» Entries shown:
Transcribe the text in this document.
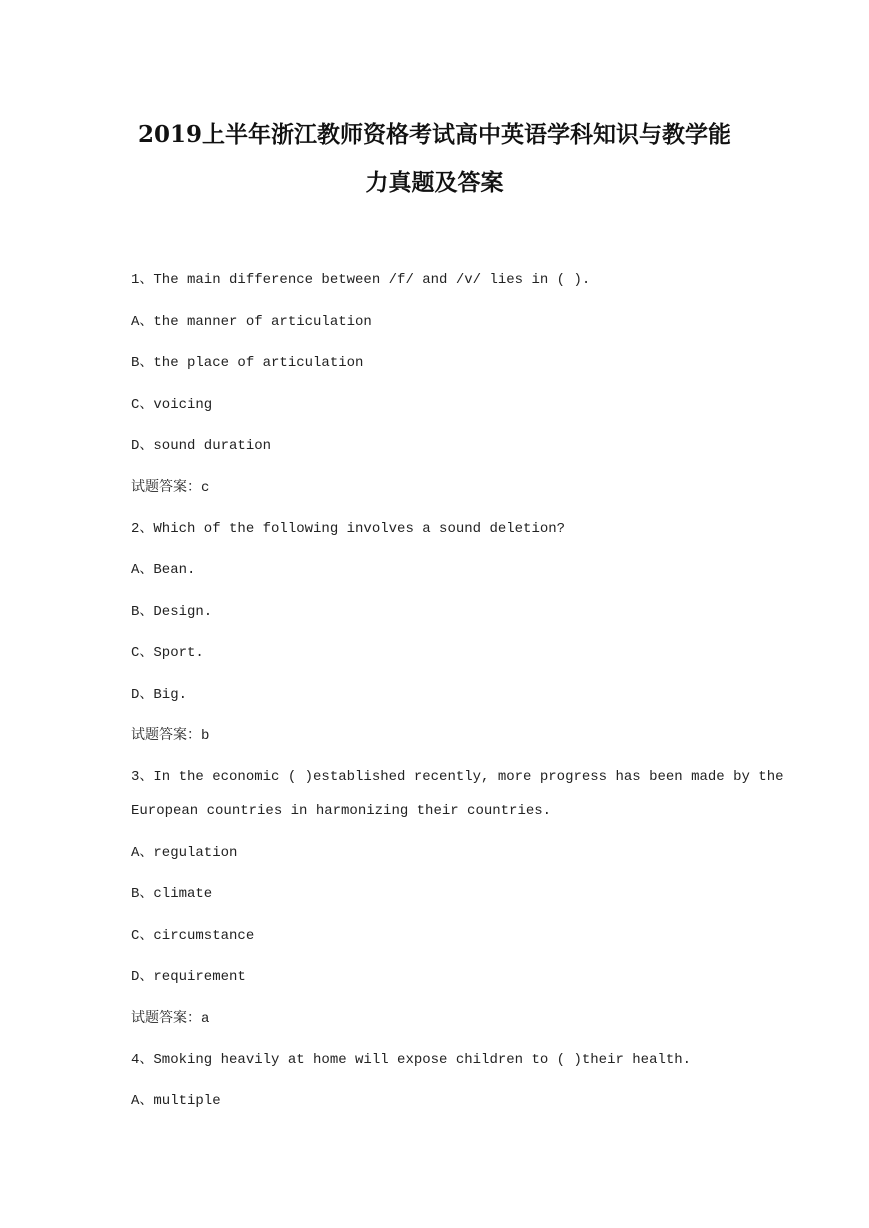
2019上半年浙江教师资格考试高中英语学科知识与教学能
力真题及答案
1、The main difference between /f/ and /v/ lies in ( ).
A、the manner of articulation
B、the place of articulation
C、voicing
D、sound duration
试题答案：c
2、Which of the following involves a sound deletion?
A、Bean.
B、Design.
C、Sport.
D、Big.
试题答案：b
3、In the economic ( )established recently, more progress has been made by the
European countries in harmonizing their countries.
A、regulation
B、climate
C、circumstance
D、requirement
试题答案：a
4、Smoking heavily at home will expose children to ( )their health.
A、multiple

» Exercise:
Repeat the listing above exactly, with no pictures.

» Output of the task:
Transcribe the text in this document.
2019上半年浙江教师资格考试高中英语学科知识与教学能
力真题及答案
1、The main difference between /f/ and /v/ lies in ( ).
A、the manner of articulation
B、the place of articulation
C、voicing
D、sound duration
试题答案：c
2、Which of the following involves a sound deletion?
A、Bean.
B、Design.
C、Sport.
D、Big.
试题答案：b
3、In the economic ( )established recently, more progress has been made by the
European countries in harmonizing their countries.
A、regulation
B、climate
C、circumstance
D、requirement
试题答案：a
4、Smoking heavily at home will expose children to ( )their health.
A、multiple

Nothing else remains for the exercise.